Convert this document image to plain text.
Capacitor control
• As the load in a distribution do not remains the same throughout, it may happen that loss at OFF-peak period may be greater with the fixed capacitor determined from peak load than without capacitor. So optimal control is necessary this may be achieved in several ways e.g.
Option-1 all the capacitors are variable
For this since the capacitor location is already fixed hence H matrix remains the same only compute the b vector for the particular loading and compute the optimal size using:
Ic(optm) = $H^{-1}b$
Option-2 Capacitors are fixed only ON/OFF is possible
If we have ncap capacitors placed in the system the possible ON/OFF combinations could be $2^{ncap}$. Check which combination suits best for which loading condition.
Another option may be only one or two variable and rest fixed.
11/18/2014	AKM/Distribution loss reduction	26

□ □ □ □ □ □ □

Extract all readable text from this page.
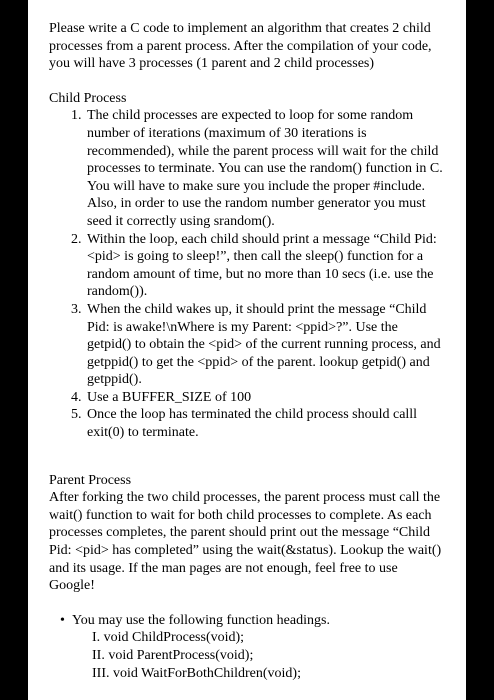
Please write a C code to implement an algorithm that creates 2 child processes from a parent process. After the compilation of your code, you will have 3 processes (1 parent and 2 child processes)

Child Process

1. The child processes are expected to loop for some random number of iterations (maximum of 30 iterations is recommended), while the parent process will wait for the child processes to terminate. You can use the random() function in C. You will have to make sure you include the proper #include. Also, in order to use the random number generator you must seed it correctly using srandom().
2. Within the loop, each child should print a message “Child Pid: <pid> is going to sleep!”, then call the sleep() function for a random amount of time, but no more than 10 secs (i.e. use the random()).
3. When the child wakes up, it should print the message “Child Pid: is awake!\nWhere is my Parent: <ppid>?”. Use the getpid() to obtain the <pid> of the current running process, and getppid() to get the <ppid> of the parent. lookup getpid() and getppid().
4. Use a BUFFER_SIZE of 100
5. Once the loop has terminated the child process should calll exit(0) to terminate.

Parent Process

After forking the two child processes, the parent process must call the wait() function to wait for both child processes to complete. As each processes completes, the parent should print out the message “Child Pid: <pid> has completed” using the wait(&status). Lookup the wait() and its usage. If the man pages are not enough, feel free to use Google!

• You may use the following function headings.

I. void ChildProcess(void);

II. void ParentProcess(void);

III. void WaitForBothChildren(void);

□ □ □ □ □ □ □

For the entries shown above, give the number of lines that include the word "control", without any other text.

**THE RESULT:** 2